__Task brief__: State the number of lines below in which the word "Zealand" appears. Nothing else belongs in the answer.

__Input__:
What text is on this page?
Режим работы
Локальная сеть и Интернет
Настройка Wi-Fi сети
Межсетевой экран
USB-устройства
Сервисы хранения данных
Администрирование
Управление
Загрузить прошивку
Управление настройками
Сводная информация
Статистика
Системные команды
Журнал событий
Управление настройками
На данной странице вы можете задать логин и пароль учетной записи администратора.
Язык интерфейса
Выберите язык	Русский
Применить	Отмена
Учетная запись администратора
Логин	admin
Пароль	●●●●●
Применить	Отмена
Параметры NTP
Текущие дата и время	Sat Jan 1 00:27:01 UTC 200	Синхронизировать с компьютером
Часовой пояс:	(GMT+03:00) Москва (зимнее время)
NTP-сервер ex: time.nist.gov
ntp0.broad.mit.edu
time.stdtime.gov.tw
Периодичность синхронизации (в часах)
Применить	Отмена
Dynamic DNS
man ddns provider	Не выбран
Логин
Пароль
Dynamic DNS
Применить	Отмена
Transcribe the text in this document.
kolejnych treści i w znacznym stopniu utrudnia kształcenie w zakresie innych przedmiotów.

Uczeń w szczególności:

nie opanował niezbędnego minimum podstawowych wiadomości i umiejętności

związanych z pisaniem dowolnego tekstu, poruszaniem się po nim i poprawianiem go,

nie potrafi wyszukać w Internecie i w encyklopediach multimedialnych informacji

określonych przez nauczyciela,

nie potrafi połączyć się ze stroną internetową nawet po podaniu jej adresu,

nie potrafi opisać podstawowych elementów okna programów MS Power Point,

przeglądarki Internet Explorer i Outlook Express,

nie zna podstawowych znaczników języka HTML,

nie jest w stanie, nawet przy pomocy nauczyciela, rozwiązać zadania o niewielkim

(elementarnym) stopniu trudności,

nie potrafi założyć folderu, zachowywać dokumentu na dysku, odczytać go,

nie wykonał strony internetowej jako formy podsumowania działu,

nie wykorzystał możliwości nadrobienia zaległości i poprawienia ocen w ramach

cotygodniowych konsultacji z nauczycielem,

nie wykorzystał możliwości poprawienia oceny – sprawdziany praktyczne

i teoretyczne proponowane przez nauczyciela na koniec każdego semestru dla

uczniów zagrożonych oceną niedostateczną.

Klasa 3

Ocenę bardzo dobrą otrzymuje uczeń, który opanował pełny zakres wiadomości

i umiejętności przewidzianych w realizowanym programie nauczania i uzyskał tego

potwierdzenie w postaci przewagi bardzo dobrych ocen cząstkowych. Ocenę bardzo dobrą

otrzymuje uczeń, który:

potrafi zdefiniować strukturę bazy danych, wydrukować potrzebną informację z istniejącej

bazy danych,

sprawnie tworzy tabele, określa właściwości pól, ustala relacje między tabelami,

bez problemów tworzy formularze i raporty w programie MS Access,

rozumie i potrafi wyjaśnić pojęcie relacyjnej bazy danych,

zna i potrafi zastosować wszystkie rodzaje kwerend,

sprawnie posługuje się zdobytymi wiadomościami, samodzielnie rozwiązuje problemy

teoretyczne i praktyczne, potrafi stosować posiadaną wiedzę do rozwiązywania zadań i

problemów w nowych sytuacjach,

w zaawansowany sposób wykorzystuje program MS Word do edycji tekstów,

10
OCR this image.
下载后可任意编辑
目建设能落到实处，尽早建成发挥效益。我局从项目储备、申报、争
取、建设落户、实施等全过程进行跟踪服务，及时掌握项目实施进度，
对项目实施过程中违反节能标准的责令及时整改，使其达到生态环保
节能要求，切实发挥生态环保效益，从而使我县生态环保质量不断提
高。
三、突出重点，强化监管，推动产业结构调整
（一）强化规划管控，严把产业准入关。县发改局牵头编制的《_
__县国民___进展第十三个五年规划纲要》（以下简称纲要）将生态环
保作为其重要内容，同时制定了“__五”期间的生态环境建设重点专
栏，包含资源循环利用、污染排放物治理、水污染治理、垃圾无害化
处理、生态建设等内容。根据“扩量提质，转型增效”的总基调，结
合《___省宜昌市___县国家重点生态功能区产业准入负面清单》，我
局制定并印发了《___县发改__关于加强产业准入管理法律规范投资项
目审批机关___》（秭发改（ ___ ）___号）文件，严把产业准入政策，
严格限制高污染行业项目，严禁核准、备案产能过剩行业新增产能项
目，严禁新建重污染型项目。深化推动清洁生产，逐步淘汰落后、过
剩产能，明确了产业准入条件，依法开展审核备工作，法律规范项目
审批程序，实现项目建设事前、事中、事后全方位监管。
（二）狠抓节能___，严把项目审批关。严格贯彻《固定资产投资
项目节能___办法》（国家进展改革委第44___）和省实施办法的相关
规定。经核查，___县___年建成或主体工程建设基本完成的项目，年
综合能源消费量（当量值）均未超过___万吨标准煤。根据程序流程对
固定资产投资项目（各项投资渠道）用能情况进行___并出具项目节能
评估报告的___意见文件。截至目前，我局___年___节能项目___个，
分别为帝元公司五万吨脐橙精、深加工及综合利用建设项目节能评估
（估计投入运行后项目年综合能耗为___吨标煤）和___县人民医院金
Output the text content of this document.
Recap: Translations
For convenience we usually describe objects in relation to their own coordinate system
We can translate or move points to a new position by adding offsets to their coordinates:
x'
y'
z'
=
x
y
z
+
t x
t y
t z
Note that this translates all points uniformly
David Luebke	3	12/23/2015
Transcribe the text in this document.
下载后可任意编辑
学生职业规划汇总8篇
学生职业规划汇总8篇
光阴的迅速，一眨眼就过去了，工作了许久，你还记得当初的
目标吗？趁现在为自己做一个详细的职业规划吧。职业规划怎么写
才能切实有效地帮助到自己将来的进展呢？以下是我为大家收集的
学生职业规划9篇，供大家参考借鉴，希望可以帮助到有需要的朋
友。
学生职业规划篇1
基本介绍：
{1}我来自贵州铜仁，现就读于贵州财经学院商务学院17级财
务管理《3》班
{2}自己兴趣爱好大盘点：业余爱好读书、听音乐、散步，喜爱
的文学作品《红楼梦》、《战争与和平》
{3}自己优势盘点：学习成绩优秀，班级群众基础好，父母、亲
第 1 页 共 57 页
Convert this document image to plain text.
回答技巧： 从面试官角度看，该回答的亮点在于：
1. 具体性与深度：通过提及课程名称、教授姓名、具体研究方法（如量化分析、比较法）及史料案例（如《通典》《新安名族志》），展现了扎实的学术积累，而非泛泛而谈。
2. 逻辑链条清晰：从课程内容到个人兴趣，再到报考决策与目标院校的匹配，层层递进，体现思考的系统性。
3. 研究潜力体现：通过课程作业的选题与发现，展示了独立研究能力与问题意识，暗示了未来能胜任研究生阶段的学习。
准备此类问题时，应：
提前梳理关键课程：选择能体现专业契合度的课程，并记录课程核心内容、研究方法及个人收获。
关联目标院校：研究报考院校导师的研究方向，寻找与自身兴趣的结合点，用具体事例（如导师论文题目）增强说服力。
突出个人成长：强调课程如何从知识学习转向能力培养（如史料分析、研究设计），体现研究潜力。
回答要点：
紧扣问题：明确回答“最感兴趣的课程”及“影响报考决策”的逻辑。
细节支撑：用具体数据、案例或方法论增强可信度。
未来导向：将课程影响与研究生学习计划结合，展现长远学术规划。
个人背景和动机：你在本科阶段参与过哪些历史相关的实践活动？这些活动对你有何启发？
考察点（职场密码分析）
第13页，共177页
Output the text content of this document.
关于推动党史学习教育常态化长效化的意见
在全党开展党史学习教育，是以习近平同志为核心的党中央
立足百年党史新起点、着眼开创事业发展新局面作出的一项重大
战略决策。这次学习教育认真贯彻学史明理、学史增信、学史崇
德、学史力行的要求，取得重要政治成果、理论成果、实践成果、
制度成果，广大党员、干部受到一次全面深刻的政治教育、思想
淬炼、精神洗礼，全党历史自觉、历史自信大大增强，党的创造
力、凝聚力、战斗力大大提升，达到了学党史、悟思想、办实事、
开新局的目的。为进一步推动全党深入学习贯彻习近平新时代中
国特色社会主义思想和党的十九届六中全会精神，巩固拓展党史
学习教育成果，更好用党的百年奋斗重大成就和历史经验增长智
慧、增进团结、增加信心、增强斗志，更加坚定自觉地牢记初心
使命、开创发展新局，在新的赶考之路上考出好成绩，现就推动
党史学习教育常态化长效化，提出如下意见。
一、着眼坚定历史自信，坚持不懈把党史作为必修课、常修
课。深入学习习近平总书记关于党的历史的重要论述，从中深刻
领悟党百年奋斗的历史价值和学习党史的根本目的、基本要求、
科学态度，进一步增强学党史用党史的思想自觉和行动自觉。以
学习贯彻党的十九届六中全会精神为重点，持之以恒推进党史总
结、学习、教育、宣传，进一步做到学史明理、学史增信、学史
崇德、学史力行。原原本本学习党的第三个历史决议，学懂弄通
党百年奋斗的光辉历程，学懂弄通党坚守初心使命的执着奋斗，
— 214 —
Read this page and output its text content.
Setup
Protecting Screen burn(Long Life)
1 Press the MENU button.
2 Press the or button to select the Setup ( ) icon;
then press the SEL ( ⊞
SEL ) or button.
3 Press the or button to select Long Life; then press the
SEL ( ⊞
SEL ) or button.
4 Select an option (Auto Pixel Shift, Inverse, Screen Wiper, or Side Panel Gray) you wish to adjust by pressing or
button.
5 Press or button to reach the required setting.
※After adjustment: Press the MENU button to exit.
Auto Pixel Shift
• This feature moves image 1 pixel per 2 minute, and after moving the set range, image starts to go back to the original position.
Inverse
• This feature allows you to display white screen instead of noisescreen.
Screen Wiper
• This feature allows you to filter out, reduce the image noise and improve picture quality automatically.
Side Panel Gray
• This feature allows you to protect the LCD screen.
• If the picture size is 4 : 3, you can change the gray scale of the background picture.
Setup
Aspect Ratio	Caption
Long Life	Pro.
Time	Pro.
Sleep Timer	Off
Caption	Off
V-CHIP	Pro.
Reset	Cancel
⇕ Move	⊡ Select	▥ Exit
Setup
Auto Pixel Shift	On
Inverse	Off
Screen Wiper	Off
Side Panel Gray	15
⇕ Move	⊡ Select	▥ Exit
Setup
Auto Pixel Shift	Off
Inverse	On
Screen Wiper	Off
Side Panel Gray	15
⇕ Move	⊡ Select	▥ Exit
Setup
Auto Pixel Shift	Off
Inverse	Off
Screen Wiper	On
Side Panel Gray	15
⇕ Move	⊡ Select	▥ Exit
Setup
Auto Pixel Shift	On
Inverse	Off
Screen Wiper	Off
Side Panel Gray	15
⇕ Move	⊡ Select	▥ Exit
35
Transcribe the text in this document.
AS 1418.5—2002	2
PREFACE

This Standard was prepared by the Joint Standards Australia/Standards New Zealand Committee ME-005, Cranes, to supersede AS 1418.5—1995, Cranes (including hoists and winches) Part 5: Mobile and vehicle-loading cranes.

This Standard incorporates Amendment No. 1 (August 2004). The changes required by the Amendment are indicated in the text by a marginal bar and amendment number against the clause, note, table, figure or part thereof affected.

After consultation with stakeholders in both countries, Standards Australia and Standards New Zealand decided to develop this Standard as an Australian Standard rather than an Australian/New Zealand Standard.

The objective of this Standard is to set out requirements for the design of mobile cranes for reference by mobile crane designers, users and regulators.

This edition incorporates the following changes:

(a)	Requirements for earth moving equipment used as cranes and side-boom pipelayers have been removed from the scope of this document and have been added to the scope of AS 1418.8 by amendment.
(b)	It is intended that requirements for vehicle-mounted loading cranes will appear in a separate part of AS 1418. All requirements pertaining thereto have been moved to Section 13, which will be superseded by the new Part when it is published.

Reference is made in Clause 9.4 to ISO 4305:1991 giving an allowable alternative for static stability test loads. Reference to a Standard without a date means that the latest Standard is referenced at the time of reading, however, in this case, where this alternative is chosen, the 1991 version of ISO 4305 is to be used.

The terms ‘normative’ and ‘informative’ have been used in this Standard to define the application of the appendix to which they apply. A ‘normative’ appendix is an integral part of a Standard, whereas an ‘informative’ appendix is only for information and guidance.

__Complete output__: 2